* DESCRIPTION OF THE TASK
Give back only the lines from the one with "Transcribe this image's" through the last line of the data, exactly as they appear.

=== DATA TO USE ===

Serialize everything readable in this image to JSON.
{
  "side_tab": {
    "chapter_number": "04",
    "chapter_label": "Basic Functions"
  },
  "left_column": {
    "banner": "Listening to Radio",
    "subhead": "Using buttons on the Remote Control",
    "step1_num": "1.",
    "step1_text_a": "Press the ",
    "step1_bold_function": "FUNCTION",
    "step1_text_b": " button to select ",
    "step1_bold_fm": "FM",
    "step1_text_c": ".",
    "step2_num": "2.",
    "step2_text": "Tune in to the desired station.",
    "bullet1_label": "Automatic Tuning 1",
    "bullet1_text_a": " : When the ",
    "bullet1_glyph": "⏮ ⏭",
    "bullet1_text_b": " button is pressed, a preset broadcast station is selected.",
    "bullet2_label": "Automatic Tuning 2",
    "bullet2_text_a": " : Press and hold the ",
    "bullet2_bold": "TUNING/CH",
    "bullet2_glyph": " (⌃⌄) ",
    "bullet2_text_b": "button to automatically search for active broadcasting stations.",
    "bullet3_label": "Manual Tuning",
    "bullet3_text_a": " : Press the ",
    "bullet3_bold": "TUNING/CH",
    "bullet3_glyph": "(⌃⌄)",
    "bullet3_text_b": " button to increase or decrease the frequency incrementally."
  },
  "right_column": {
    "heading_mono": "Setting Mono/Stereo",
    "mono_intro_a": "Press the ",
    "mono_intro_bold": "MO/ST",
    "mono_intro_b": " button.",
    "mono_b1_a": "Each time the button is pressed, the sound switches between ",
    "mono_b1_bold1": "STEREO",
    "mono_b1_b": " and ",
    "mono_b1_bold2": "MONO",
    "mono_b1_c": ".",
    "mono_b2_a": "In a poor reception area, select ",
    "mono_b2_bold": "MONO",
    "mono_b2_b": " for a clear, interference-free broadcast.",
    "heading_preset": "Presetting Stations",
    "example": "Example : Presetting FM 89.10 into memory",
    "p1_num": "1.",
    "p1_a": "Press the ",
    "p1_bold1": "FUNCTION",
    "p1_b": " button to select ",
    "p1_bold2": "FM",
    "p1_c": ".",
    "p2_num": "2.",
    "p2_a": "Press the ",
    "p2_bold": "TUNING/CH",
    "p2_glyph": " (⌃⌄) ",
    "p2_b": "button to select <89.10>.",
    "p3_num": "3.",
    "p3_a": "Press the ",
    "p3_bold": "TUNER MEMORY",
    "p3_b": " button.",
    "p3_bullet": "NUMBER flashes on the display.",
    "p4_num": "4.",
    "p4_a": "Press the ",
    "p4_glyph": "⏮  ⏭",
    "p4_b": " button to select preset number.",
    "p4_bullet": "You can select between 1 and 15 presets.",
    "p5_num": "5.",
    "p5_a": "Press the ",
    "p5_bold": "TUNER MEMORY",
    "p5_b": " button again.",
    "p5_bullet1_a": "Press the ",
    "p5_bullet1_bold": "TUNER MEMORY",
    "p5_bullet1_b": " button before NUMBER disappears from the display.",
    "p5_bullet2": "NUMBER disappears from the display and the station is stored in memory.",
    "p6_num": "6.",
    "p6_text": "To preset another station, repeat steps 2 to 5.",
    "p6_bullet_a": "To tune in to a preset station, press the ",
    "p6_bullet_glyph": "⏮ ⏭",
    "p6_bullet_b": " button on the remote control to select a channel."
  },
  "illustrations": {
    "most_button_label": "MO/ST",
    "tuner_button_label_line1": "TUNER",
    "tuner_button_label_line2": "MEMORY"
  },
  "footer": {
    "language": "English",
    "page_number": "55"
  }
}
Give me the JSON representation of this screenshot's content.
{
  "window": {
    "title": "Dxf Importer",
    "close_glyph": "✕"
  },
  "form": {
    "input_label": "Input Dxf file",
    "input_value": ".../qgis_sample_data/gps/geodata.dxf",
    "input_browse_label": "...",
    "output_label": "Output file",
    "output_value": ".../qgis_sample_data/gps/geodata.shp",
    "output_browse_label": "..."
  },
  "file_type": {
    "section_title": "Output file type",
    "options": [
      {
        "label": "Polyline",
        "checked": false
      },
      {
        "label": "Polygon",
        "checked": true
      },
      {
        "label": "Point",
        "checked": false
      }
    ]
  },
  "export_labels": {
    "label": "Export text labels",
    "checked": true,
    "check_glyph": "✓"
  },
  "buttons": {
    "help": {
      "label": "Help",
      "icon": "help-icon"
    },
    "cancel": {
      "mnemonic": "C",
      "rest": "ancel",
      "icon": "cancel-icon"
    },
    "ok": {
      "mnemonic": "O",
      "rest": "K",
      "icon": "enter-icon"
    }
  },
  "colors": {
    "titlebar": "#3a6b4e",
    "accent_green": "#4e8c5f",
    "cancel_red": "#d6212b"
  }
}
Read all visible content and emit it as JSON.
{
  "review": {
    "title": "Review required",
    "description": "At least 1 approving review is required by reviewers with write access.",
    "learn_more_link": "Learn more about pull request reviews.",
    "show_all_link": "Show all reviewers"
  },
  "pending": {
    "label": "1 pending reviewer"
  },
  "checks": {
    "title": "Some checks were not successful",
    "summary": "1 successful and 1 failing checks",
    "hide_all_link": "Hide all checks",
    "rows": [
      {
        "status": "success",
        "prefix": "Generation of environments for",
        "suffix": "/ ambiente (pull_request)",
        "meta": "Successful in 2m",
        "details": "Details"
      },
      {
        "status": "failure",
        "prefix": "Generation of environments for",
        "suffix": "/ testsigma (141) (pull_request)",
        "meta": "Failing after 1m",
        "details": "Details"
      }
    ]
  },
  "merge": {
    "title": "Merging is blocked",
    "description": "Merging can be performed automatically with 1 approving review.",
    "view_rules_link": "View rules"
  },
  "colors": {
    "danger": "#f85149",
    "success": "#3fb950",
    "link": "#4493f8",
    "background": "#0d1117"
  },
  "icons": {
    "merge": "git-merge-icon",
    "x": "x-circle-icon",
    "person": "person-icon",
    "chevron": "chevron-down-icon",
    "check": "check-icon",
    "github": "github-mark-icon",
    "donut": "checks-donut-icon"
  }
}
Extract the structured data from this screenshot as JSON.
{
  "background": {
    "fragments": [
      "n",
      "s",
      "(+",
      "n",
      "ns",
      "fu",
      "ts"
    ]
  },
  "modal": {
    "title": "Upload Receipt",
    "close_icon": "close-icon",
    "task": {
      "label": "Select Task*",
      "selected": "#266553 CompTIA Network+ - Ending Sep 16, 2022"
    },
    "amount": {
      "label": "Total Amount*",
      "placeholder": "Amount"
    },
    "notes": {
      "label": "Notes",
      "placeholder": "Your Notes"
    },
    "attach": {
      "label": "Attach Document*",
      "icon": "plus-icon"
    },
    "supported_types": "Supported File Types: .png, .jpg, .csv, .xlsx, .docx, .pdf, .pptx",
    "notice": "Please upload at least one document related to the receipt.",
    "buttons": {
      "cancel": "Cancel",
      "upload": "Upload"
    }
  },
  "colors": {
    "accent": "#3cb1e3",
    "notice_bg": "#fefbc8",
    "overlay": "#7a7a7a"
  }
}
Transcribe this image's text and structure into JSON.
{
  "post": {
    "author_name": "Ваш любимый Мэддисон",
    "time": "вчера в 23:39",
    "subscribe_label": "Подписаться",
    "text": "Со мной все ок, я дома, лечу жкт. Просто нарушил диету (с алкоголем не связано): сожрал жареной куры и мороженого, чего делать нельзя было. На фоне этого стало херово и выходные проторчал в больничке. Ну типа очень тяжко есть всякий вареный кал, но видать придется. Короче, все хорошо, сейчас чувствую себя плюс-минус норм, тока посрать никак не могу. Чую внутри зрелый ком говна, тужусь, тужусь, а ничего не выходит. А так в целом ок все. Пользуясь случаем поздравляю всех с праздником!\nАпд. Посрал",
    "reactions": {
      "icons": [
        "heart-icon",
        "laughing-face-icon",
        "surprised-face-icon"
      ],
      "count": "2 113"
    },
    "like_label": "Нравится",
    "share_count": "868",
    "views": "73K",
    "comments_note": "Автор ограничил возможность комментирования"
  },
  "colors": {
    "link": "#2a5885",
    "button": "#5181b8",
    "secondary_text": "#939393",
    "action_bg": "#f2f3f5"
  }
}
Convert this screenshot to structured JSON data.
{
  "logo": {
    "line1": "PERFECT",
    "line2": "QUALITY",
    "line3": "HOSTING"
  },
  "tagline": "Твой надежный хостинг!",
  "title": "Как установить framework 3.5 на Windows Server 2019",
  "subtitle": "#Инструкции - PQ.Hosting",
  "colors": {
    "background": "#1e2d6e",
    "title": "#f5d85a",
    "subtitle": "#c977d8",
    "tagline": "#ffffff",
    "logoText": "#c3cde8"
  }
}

===

* RESPONSE BELOW
Transcribe this image's text and structure into JSON.
{
  "post": {
    "author_name": "Ваш любимый Мэддисон",
    "time": "вчера в 23:39",
    "subscribe_label": "Подписаться",
    "text": "Со мной все ок, я дома, лечу жкт. Просто нарушил диету (с алкоголем не связано): сожрал жареной куры и мороженого, чего делать нельзя было. На фоне этого стало херово и выходные проторчал в больничке. Ну типа очень тяжко есть всякий вареный кал, но видать придется. Короче, все хорошо, сейчас чувствую себя плюс-минус норм, тока посрать никак не могу. Чую внутри зрелый ком говна, тужусь, тужусь, а ничего не выходит. А так в целом ок все. Пользуясь случаем поздравляю всех с праздником!\nАпд. Посрал",
    "reactions": {
      "icons": [
        "heart-icon",
        "laughing-face-icon",
        "surprised-face-icon"
      ],
      "count": "2 113"
    },
    "like_label": "Нравится",
    "share_count": "868",
    "views": "73K",
    "comments_note": "Автор ограничил возможность комментирования"
  },
  "colors": {
    "link": "#2a5885",
    "button": "#5181b8",
    "secondary_text": "#939393",
    "action_bg": "#f2f3f5"
  }
}
Convert this screenshot to structured JSON data.
{
  "logo": {
    "line1": "PERFECT",
    "line2": "QUALITY",
    "line3": "HOSTING"
  },
  "tagline": "Твой надежный хостинг!",
  "title": "Как установить framework 3.5 на Windows Server 2019",
  "subtitle": "#Инструкции - PQ.Hosting",
  "colors": {
    "background": "#1e2d6e",
    "title": "#f5d85a",
    "subtitle": "#c977d8",
    "tagline": "#ffffff",
    "logoText": "#c3cde8"
  }
}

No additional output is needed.